§ **Records for the task**
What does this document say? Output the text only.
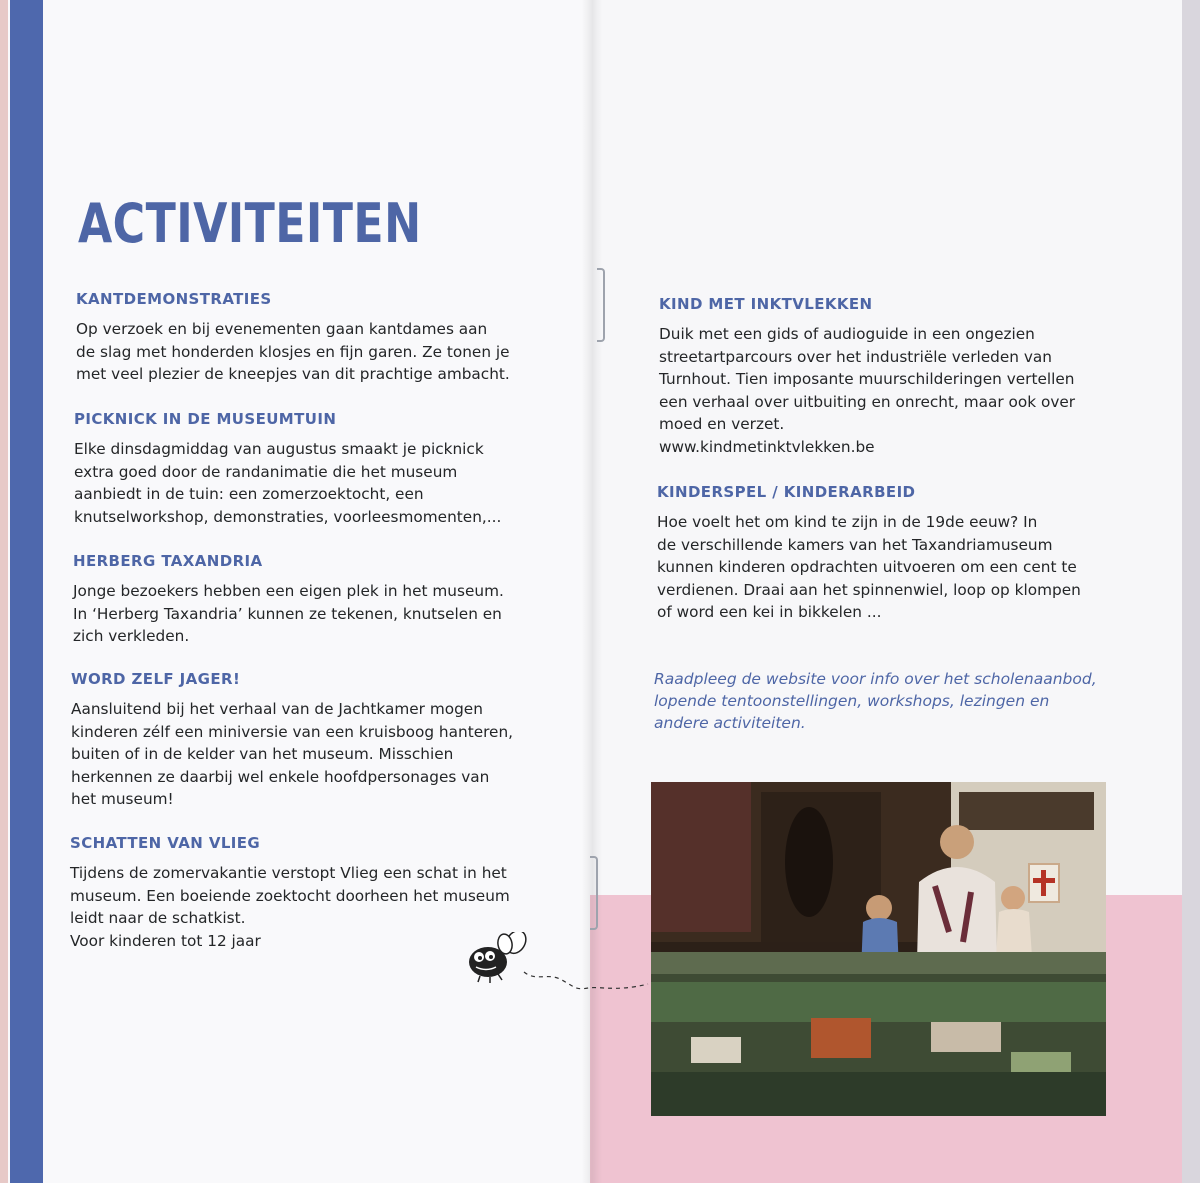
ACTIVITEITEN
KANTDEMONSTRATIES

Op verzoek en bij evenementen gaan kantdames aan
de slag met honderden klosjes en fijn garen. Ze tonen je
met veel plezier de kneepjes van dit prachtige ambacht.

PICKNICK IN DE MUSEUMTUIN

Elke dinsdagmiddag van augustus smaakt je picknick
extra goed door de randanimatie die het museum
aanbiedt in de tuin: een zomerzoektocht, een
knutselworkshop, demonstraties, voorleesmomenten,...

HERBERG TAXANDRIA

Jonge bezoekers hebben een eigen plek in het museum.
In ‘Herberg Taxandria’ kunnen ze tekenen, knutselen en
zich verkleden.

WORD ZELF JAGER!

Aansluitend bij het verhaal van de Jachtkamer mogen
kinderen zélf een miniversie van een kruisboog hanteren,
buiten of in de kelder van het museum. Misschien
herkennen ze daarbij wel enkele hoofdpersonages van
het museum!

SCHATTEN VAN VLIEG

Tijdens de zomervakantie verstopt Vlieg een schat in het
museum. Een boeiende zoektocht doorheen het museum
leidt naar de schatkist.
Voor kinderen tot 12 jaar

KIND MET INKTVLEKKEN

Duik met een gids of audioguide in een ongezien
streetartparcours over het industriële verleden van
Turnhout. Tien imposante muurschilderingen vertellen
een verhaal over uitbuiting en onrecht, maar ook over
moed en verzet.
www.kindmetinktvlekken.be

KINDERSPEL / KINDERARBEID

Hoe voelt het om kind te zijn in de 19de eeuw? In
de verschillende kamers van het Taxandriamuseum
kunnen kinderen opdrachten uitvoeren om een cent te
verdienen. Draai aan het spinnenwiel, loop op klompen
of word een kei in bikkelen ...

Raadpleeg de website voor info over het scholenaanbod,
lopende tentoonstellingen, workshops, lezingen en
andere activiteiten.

§ **Given problem**
Restate the data above word for word. Do not include the images.

§ **Solution for this problem**
What does this document say? Output the text only.
ACTIVITEITEN
KANTDEMONSTRATIES

Op verzoek en bij evenementen gaan kantdames aan
de slag met honderden klosjes en fijn garen. Ze tonen je
met veel plezier de kneepjes van dit prachtige ambacht.

PICKNICK IN DE MUSEUMTUIN

Elke dinsdagmiddag van augustus smaakt je picknick
extra goed door de randanimatie die het museum
aanbiedt in de tuin: een zomerzoektocht, een
knutselworkshop, demonstraties, voorleesmomenten,...

HERBERG TAXANDRIA

Jonge bezoekers hebben een eigen plek in het museum.
In ‘Herberg Taxandria’ kunnen ze tekenen, knutselen en
zich verkleden.

WORD ZELF JAGER!

Aansluitend bij het verhaal van de Jachtkamer mogen
kinderen zélf een miniversie van een kruisboog hanteren,
buiten of in de kelder van het museum. Misschien
herkennen ze daarbij wel enkele hoofdpersonages van
het museum!

SCHATTEN VAN VLIEG

Tijdens de zomervakantie verstopt Vlieg een schat in het
museum. Een boeiende zoektocht doorheen het museum
leidt naar de schatkist.
Voor kinderen tot 12 jaar

KIND MET INKTVLEKKEN

Duik met een gids of audioguide in een ongezien
streetartparcours over het industriële verleden van
Turnhout. Tien imposante muurschilderingen vertellen
een verhaal over uitbuiting en onrecht, maar ook over
moed en verzet.
www.kindmetinktvlekken.be

KINDERSPEL / KINDERARBEID

Hoe voelt het om kind te zijn in de 19de eeuw? In
de verschillende kamers van het Taxandriamuseum
kunnen kinderen opdrachten uitvoeren om een cent te
verdienen. Draai aan het spinnenwiel, loop op klompen
of word een kei in bikkelen ...

Raadpleeg de website voor info over het scholenaanbod,
lopende tentoonstellingen, workshops, lezingen en
andere activiteiten.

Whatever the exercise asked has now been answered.